Using the entries that follow, collect the lines where the word "summary" appears.

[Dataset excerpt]
┌────────

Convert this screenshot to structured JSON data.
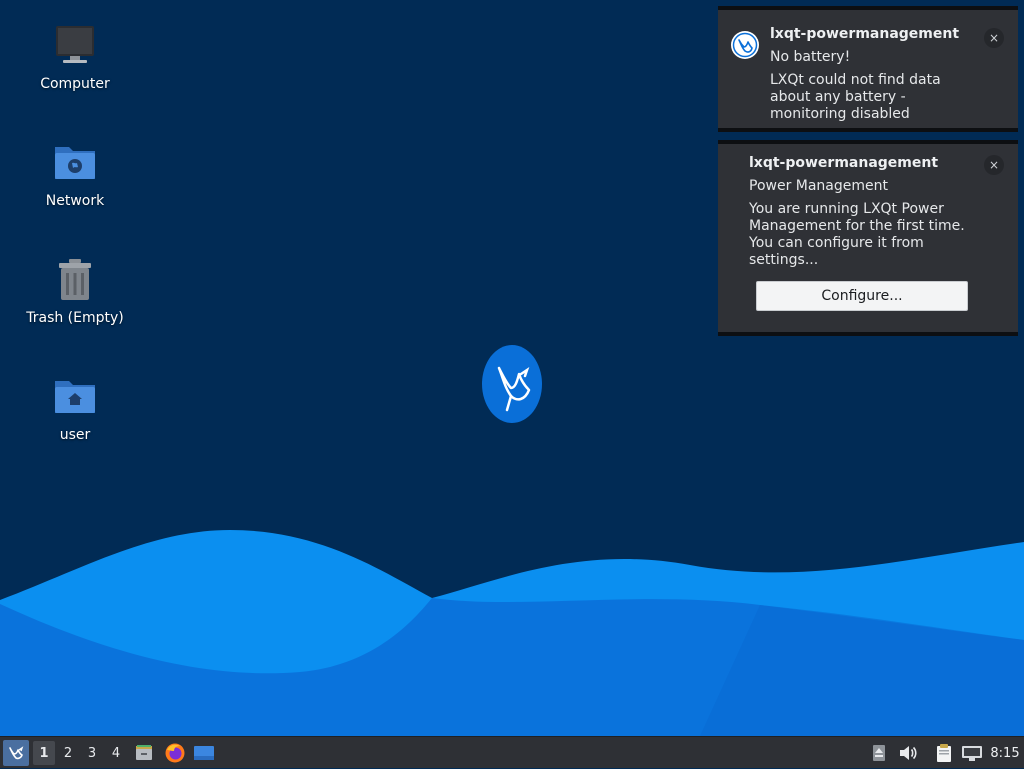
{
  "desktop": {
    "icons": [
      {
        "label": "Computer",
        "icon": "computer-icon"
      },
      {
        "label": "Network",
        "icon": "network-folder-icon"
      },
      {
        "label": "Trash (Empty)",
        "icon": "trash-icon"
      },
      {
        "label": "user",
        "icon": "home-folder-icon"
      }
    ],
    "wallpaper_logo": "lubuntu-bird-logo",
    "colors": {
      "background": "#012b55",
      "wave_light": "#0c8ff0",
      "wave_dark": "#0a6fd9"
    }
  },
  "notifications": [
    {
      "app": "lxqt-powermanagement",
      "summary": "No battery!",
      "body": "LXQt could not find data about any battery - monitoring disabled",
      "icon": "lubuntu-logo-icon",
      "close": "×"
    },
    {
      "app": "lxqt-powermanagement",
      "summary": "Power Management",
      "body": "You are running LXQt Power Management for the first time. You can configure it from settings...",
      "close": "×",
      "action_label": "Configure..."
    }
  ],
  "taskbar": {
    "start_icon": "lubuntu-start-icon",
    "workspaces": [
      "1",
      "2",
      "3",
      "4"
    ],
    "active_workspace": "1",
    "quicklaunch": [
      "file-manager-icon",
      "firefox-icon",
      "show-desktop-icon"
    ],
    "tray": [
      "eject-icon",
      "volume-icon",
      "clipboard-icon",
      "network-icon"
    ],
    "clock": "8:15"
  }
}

└────────
┌────────

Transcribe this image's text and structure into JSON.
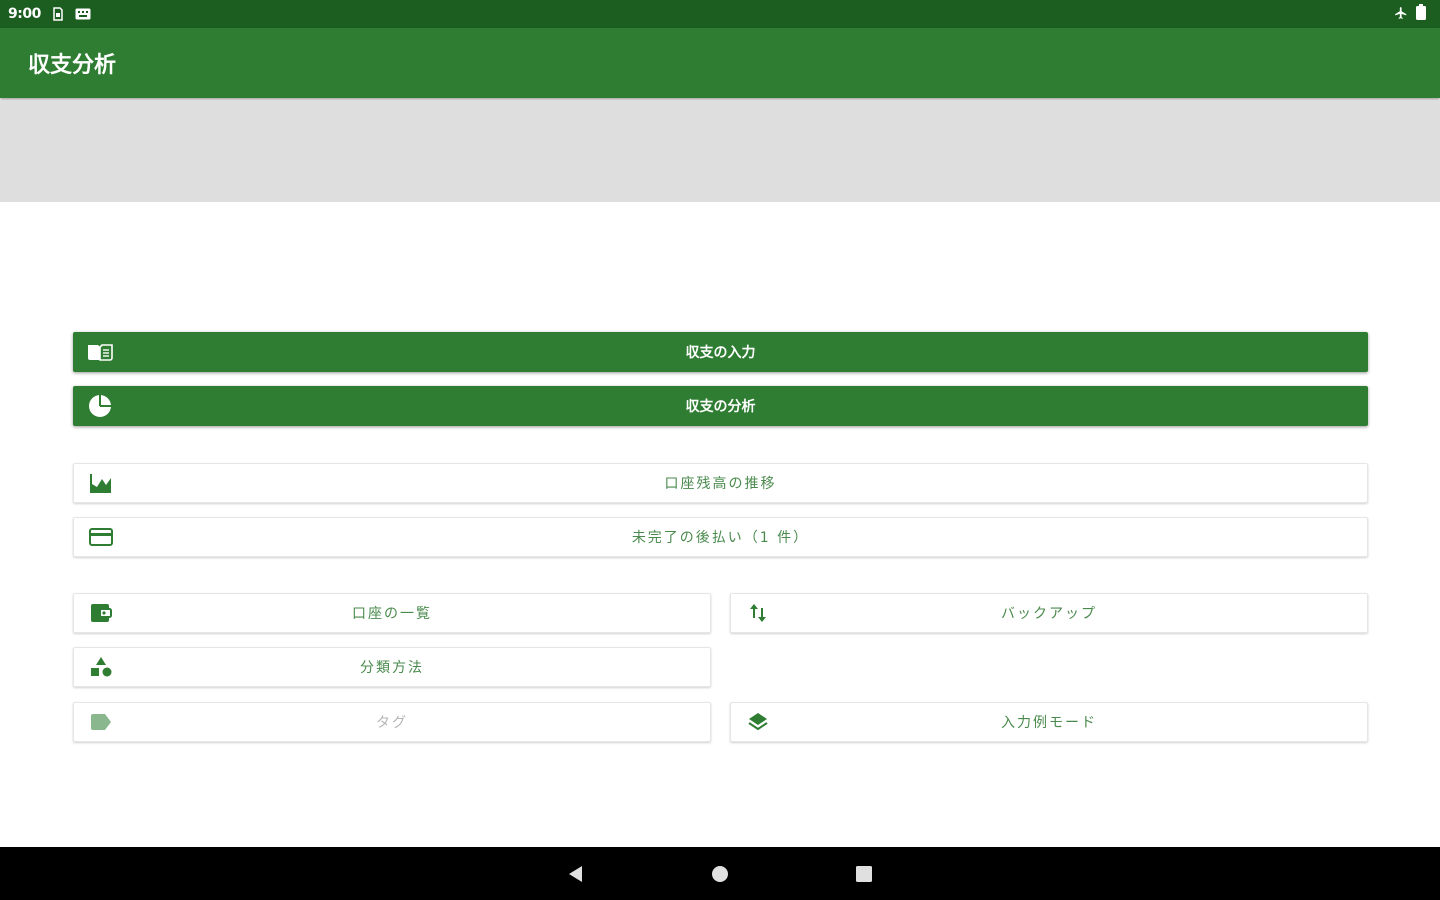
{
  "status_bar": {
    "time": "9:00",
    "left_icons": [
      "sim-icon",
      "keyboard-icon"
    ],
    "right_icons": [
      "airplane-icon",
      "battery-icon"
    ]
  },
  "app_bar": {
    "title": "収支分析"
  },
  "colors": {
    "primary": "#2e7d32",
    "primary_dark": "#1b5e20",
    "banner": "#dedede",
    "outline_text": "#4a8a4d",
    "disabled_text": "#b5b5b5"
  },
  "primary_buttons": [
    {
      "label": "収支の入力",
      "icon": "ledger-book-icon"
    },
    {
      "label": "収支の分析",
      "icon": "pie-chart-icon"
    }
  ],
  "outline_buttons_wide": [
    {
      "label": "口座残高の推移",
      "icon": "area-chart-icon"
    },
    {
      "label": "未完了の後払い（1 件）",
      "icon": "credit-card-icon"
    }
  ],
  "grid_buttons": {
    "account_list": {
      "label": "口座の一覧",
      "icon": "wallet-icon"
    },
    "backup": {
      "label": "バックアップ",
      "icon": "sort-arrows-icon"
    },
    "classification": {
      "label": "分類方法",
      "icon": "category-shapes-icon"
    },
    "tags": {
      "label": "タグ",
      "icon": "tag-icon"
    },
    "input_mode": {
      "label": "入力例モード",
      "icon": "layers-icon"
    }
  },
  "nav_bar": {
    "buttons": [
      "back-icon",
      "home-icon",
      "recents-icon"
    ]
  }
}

└────────

> EXERCISE RESPONSE
      "summary": "No battery!",
      "summary": "Power Management",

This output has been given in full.